**Exercise description:** An exact transcription of the entries is required, with none of the pictures carried over.

**Provided material:**

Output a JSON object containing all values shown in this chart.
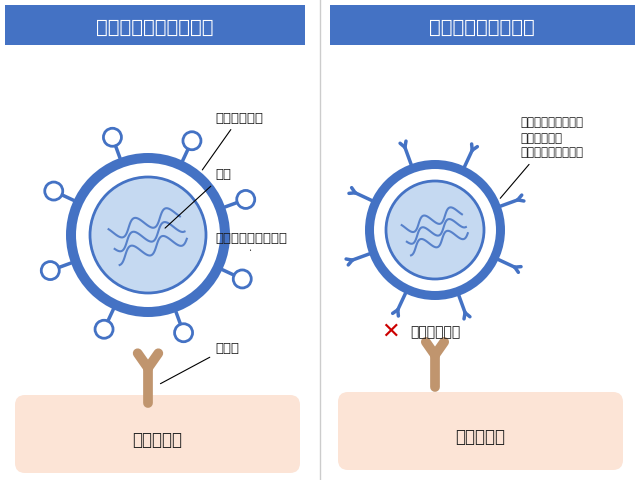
{
  "bg_color": "#ffffff",
  "header_color": "#4472c4",
  "header_text_color": "#ffffff",
  "title_left": "ウィルス感染の仕組み",
  "title_right": "結合阵害のイメージ",
  "virus_color": "#4472c4",
  "virus_ring_color": "#4472c4",
  "virus_inner_color": "#c5d9f1",
  "receptor_color": "#c0956e",
  "cell_color": "#fce4d6",
  "label_color": "#1a1a1a",
  "label_envelope": "エンベロープ",
  "label_nucleic": "核酸",
  "label_spike": "スパイクタンパク質",
  "label_receptor": "受容体",
  "label_cell_left": "ヒトの細胞",
  "label_cell_right": "ヒトの細胞",
  "annotation_right": "ラジカル触媒により\n不活性化した\nスパイクタンパク質",
  "label_cannot_bind": "結合できない",
  "x_color": "#cc0000",
  "divider_color": "#cccccc"
}
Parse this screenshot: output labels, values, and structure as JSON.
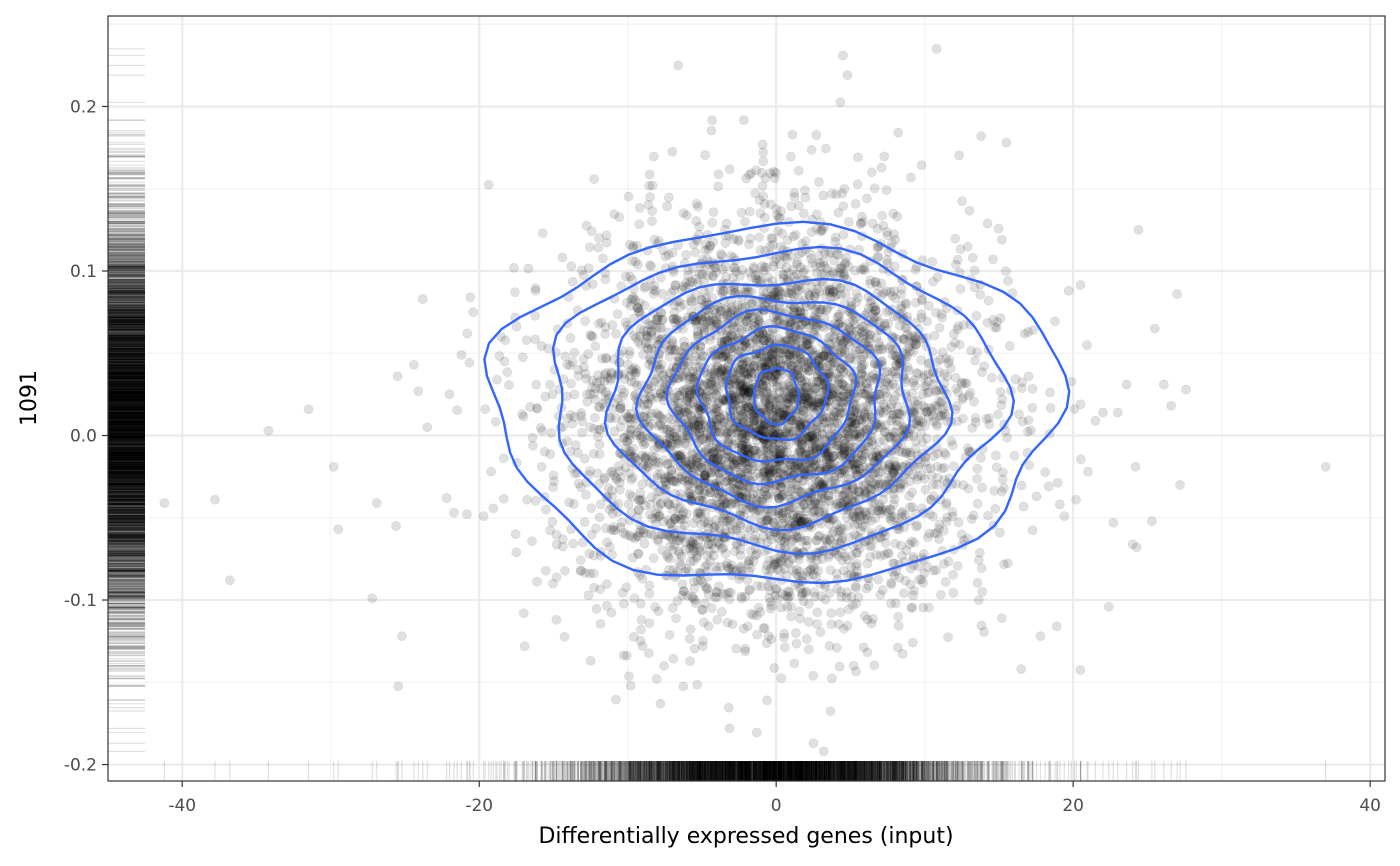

**Completed exercise:**
Output a JSON object containing all values shown in this chart.
{
  "bg_color": "#ffffff",
  "header_color": "#4472c4",
  "header_text_color": "#ffffff",
  "title_left": "ウィルス感染の仕組み",
  "title_right": "結合阵害のイメージ",
  "virus_color": "#4472c4",
  "virus_ring_color": "#4472c4",
  "virus_inner_color": "#c5d9f1",
  "receptor_color": "#c0956e",
  "cell_color": "#fce4d6",
  "label_color": "#1a1a1a",
  "label_envelope": "エンベロープ",
  "label_nucleic": "核酸",
  "label_spike": "スパイクタンパク質",
  "label_receptor": "受容体",
  "label_cell_left": "ヒトの細胞",
  "label_cell_right": "ヒトの細胞",
  "annotation_right": "ラジカル触媒により\n不活性化した\nスパイクタンパク質",
  "label_cannot_bind": "結合できない",
  "x_color": "#cc0000",
  "divider_color": "#cccccc"
}
Parse this screenshot: output labels, values, and structure as JSON.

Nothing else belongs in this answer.